> [Instruction]: Filter the listing and keep only the lines with the word "longitud".

━━━━━ Stored records

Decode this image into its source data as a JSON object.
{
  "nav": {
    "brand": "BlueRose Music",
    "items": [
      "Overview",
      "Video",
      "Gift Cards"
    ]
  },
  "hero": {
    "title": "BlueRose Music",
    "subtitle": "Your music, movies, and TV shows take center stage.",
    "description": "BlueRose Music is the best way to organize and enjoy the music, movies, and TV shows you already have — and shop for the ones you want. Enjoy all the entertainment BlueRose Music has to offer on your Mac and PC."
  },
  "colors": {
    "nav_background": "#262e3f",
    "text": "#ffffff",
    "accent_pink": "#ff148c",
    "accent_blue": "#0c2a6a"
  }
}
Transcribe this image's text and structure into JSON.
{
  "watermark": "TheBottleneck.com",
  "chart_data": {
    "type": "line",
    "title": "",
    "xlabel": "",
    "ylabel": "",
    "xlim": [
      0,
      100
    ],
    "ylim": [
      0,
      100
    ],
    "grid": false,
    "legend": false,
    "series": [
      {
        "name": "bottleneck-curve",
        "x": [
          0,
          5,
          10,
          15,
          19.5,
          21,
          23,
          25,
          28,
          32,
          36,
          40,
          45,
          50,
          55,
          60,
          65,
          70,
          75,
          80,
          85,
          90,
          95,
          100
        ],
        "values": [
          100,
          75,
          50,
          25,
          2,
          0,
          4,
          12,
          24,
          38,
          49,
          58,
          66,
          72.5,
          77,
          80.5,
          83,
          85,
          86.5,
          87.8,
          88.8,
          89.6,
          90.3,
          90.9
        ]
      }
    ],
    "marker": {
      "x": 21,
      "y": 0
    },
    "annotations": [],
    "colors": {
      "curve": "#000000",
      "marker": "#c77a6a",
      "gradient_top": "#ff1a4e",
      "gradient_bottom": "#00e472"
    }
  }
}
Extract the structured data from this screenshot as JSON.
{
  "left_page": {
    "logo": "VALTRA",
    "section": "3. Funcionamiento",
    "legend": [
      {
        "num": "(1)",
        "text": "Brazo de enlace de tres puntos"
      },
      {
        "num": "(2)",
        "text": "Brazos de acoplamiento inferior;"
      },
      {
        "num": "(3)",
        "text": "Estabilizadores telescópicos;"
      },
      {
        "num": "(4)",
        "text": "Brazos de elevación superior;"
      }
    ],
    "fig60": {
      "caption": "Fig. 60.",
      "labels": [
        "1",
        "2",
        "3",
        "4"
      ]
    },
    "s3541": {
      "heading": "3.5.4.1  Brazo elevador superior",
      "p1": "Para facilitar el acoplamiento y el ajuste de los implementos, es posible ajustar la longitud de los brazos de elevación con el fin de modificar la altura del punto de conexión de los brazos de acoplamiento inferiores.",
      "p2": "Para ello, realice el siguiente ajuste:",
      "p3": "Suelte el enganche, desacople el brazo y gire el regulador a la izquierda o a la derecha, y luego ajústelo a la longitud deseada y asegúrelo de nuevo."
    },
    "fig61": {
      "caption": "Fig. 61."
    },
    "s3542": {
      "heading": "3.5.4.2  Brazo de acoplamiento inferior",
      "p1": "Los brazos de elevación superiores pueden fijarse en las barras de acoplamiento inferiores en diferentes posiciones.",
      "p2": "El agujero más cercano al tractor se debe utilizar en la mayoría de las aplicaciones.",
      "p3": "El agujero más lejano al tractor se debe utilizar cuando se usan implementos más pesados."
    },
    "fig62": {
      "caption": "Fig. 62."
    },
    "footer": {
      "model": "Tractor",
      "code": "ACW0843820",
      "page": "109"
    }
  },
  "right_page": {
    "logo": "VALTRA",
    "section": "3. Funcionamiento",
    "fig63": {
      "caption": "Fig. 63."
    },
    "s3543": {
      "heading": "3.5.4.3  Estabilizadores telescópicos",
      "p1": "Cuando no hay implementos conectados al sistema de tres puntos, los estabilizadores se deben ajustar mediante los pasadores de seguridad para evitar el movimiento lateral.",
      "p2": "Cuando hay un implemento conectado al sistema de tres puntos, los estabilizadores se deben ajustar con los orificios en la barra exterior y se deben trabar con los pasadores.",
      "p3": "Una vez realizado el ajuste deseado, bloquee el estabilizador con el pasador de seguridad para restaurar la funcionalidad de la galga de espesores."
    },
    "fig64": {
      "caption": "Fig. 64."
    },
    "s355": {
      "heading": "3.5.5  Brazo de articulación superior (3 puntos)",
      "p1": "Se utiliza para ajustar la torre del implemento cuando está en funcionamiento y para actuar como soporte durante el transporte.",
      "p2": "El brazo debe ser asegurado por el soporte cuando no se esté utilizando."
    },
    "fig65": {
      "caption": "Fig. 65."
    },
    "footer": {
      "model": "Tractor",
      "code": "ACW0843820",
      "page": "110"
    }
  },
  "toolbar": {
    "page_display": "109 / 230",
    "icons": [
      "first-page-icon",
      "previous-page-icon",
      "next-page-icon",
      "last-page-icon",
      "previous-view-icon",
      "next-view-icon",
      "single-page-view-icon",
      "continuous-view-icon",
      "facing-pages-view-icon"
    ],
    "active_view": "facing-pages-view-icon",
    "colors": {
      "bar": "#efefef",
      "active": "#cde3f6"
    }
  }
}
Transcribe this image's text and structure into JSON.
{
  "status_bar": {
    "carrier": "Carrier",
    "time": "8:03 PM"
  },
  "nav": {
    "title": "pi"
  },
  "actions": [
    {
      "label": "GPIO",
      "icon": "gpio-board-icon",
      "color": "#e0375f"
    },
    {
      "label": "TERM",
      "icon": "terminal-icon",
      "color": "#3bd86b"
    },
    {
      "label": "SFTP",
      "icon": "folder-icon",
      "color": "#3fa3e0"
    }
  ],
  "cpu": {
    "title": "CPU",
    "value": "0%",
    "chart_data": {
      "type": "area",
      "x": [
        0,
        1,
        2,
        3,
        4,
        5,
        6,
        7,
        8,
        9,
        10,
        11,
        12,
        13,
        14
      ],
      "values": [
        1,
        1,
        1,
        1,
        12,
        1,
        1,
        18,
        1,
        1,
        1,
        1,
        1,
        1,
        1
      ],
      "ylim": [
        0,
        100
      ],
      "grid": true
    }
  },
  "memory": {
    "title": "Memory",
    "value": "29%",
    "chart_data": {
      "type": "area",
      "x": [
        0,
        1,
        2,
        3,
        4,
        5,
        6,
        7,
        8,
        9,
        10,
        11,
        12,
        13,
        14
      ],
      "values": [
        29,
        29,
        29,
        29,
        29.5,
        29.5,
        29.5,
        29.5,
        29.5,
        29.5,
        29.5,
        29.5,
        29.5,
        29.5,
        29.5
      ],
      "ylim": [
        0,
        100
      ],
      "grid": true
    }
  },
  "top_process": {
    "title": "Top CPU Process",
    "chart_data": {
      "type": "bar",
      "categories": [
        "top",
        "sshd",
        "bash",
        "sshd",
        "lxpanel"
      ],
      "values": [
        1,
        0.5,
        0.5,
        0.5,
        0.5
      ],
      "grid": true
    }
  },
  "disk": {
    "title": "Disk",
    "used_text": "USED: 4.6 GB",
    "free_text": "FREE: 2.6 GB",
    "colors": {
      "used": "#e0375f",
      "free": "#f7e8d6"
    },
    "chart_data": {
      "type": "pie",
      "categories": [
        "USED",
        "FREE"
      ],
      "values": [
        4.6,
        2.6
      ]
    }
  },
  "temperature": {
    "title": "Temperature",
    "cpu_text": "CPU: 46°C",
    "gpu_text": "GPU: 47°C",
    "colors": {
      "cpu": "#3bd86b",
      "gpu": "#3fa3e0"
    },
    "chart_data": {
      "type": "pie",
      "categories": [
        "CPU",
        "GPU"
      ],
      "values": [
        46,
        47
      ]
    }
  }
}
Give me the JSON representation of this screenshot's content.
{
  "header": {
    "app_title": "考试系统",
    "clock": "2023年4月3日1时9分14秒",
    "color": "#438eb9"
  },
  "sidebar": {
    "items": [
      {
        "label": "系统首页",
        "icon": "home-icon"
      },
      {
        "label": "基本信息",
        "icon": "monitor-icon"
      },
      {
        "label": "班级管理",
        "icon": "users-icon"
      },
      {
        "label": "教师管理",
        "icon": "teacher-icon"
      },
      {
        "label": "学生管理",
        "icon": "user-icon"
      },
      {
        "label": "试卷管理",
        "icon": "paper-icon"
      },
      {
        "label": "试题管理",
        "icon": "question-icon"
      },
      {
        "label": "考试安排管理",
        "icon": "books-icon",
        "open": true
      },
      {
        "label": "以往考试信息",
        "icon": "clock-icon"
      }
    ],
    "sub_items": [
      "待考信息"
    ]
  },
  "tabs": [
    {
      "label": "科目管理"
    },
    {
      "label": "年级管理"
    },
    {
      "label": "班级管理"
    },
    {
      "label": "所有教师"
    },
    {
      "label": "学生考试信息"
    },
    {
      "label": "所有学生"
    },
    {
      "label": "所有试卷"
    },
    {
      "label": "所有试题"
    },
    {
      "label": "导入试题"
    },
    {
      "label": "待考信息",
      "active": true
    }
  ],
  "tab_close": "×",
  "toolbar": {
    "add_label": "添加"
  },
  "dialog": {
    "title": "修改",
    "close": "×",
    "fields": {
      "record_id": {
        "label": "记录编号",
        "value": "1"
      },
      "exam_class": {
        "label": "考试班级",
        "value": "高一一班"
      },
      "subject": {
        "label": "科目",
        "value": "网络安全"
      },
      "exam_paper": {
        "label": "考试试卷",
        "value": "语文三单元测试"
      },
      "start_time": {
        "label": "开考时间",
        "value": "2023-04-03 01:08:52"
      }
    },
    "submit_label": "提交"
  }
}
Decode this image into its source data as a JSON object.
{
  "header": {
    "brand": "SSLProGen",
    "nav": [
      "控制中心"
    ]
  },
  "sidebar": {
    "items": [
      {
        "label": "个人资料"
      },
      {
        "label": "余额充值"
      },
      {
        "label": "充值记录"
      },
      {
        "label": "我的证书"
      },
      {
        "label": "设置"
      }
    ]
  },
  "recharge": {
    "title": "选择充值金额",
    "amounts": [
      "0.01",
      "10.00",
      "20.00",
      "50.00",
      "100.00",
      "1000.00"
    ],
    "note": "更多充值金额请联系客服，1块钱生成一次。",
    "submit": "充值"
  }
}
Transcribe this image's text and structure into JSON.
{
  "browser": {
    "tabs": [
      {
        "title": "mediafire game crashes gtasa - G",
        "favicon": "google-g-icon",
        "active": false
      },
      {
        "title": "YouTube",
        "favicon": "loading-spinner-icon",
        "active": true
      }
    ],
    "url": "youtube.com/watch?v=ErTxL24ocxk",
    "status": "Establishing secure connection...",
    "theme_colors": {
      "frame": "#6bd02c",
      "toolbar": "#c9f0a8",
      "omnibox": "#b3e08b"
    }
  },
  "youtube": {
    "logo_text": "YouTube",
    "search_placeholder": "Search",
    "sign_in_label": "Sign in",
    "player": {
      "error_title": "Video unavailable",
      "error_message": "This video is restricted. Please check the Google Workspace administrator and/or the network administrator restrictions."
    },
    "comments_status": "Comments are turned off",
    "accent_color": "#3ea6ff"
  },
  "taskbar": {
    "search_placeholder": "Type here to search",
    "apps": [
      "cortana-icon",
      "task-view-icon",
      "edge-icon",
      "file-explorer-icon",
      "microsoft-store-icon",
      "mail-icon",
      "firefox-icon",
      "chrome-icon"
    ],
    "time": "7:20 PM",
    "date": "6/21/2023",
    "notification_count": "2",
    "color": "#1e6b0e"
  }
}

━━━━━━━━━━

> [Full answer]:
      "p1": "Para facilitar el acoplamiento y el ajuste de los implementos, es posible ajustar la longitud de los brazos de elevación con el fin de modificar la altura del punto de conexión de los brazos de acoplamiento inferiores.",
      "p3": "Suelte el enganche, desacople el brazo y gire el regulador a la izquierda o a la derecha, y luego ajústelo a la longitud deseada y asegúrelo de nuevo."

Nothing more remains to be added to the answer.